▶ **Instructions to follow**
Look through the lines below and extract each one that contains "Norse".

▶ **Task data**

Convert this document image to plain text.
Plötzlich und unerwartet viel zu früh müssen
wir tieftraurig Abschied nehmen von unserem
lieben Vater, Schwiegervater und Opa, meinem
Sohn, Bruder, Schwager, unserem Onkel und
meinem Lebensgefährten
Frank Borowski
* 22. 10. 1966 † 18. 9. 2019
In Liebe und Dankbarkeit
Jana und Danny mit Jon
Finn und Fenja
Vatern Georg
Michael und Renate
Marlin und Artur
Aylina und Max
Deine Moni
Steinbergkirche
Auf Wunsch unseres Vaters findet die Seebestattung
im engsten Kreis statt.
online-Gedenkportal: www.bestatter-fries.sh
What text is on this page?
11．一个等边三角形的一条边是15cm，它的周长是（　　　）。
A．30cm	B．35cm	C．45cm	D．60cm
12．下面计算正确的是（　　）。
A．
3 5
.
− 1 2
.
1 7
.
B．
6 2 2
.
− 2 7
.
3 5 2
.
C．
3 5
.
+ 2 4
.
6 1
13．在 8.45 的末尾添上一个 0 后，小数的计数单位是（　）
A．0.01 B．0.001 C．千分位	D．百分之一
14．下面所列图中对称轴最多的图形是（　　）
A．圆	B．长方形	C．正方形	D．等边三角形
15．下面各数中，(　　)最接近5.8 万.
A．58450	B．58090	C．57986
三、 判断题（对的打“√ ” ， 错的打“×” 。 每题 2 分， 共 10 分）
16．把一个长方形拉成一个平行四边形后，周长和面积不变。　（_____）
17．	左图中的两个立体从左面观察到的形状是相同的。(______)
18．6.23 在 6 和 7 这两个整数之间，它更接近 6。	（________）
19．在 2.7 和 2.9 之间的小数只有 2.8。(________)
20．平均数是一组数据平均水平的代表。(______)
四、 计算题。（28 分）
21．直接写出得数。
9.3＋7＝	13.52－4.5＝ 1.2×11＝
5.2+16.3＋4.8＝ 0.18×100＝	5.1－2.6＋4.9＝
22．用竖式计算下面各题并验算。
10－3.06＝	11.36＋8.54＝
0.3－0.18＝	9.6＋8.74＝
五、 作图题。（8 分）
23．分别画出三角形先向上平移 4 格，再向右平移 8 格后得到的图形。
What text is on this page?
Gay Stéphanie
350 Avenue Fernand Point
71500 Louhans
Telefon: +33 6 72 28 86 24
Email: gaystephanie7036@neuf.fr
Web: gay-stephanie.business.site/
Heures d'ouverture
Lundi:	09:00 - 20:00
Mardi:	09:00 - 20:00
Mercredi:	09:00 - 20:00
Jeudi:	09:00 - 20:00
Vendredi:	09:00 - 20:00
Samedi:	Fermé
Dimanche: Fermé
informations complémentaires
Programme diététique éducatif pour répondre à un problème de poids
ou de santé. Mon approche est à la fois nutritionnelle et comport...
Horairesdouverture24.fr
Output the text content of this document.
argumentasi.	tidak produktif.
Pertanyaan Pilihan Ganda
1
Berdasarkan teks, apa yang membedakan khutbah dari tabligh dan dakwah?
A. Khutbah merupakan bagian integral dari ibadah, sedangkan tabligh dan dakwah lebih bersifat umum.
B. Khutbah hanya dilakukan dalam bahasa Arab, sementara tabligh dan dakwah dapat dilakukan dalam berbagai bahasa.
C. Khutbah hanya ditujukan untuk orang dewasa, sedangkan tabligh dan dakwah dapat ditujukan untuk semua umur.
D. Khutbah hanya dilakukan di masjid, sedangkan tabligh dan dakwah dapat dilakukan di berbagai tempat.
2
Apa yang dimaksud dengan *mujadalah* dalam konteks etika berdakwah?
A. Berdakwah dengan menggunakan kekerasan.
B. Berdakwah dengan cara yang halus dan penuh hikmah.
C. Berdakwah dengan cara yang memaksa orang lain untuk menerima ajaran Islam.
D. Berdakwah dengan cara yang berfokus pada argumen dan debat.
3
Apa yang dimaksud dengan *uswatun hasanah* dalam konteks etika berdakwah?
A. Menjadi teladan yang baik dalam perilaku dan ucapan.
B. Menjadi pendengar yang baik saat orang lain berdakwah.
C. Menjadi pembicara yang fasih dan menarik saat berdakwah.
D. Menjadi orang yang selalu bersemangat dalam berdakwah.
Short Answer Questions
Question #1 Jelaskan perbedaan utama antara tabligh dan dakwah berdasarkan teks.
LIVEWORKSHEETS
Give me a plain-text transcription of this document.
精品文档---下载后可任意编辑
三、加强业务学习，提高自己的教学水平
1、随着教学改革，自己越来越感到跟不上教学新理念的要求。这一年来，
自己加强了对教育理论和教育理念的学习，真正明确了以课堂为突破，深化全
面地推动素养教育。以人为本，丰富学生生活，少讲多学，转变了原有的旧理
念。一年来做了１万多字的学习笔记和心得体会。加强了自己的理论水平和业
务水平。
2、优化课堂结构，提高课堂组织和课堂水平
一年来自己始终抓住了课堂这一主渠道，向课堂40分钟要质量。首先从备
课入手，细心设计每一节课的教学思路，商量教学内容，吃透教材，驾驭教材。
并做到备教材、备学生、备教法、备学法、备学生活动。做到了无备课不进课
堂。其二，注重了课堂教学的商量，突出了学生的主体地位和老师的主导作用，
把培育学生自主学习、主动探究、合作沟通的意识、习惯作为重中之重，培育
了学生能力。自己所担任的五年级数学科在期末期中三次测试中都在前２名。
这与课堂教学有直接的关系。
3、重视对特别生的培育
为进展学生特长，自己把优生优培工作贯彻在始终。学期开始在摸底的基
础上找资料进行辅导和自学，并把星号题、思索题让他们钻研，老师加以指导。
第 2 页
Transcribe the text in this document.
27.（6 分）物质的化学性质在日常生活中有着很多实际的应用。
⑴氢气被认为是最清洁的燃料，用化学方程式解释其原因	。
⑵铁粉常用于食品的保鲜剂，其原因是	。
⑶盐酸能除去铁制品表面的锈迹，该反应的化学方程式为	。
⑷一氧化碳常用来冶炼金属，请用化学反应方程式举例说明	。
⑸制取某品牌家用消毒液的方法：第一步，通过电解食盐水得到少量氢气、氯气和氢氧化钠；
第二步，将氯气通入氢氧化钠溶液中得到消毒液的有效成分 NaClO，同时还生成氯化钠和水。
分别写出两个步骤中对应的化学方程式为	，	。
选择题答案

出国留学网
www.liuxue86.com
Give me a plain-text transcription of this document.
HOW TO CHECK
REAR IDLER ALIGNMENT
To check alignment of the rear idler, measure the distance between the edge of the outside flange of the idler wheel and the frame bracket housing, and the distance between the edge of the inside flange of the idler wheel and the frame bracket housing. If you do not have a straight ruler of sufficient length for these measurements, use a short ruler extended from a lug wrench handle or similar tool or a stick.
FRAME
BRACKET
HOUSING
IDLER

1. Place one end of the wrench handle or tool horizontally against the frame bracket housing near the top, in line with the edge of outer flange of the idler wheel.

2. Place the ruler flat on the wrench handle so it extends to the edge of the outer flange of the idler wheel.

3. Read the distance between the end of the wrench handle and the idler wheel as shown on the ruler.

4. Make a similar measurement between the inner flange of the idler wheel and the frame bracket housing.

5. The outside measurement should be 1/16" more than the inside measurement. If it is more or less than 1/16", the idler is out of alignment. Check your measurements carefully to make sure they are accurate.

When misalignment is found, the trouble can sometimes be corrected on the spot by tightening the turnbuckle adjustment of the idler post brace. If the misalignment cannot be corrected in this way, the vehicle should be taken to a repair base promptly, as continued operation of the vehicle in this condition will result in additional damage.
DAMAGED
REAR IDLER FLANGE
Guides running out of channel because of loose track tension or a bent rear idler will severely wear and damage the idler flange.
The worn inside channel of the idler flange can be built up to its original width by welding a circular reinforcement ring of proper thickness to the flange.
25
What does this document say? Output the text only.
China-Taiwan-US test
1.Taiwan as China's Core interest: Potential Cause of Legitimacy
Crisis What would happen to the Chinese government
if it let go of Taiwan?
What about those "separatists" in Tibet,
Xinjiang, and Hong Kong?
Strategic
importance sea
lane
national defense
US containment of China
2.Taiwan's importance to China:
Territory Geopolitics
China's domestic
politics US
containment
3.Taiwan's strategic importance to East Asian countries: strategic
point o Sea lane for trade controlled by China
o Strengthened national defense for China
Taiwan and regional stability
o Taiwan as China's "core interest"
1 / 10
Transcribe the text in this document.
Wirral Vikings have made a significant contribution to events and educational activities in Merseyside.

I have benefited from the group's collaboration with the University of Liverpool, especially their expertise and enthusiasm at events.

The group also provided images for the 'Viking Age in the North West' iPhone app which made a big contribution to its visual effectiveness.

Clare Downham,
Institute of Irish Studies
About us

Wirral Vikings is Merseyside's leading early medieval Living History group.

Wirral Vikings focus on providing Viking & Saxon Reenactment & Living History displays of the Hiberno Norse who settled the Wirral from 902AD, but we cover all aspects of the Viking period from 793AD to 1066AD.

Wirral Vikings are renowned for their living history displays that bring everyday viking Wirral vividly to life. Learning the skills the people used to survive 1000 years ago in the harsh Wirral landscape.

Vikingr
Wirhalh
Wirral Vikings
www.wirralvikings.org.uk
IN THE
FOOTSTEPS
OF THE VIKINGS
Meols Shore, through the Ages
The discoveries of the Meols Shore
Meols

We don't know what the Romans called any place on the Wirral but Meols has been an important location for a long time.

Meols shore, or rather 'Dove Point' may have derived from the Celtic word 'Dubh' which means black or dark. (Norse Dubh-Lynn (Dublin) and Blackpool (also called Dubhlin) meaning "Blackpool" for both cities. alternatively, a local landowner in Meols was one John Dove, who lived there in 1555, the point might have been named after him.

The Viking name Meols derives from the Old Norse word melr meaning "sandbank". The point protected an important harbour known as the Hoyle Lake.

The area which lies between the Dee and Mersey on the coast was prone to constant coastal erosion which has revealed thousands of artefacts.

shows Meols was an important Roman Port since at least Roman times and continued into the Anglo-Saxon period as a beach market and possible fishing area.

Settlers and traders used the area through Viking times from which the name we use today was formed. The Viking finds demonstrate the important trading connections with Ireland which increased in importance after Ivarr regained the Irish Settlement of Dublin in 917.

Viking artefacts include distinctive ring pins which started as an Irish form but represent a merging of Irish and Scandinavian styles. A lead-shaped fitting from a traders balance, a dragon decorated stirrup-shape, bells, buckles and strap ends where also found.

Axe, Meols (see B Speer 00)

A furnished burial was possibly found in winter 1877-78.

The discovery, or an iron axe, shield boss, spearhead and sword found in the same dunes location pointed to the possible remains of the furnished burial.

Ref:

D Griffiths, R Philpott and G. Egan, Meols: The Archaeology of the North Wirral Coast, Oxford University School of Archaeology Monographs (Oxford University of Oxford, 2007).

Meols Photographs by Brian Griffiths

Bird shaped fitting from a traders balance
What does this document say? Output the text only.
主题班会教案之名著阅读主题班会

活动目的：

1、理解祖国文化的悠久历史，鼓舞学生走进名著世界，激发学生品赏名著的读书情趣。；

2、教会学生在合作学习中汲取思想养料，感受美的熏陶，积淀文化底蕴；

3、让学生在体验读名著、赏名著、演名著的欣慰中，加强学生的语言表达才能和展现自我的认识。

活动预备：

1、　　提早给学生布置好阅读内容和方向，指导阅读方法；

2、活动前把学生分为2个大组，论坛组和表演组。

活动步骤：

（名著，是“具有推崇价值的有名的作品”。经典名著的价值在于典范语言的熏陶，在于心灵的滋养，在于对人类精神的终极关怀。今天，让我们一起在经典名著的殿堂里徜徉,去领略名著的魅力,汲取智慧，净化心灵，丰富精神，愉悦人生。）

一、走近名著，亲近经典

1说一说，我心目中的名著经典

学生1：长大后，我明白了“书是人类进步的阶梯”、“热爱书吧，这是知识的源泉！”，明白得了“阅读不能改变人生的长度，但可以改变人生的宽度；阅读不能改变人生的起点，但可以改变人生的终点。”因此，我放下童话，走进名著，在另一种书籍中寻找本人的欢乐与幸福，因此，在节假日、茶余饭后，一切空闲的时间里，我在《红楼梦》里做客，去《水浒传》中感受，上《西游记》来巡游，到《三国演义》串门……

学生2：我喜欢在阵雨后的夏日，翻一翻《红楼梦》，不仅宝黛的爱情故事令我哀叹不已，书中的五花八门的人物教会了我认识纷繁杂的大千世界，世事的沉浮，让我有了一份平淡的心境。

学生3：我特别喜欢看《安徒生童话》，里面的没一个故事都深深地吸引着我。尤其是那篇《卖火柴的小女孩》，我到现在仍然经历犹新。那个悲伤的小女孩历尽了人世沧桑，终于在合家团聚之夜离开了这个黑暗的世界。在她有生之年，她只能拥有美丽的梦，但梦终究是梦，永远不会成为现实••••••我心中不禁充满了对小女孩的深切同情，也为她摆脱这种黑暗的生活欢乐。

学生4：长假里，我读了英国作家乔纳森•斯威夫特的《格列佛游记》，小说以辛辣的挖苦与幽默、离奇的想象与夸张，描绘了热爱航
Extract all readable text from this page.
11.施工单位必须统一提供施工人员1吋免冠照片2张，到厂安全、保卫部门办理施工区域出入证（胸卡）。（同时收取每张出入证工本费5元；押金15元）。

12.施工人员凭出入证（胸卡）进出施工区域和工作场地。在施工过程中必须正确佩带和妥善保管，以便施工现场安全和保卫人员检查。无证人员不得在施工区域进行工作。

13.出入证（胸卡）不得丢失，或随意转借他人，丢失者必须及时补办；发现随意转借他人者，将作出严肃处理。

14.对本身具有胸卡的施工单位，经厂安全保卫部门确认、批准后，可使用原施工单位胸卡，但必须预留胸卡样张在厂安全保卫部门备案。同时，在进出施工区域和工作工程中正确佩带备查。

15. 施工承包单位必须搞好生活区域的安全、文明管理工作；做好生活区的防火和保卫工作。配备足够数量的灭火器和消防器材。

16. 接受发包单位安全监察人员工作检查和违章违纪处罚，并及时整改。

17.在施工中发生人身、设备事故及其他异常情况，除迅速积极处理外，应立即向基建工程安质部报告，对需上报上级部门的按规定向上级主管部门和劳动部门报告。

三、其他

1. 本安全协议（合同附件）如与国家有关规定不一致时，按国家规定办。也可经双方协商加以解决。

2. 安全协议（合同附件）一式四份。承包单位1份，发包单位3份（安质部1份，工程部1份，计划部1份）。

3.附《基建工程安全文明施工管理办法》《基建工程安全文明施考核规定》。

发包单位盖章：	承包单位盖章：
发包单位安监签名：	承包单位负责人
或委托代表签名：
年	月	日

▶ **Complete output**
Wirral Vikings focus on providing Viking & Saxon Reenactment & Living History displays of the Hiberno Norse who settled the Wirral from 902AD, but we cover all aspects of the Viking period from 793AD to 1066AD.
Meols shore, or rather 'Dove Point' may have derived from the Celtic word 'Dubh' which means black or dark. (Norse Dubh-Lynn (Dublin) and Blackpool (also called Dubhlin) meaning "Blackpool" for both cities. alternatively, a local landowner in Meols was one John Dove, who lived there in 1555, the point might have been named after him.
The Viking name Meols derives from the Old Norse word melr meaning "sandbank". The point protected an important harbour known as the Hoyle Lake.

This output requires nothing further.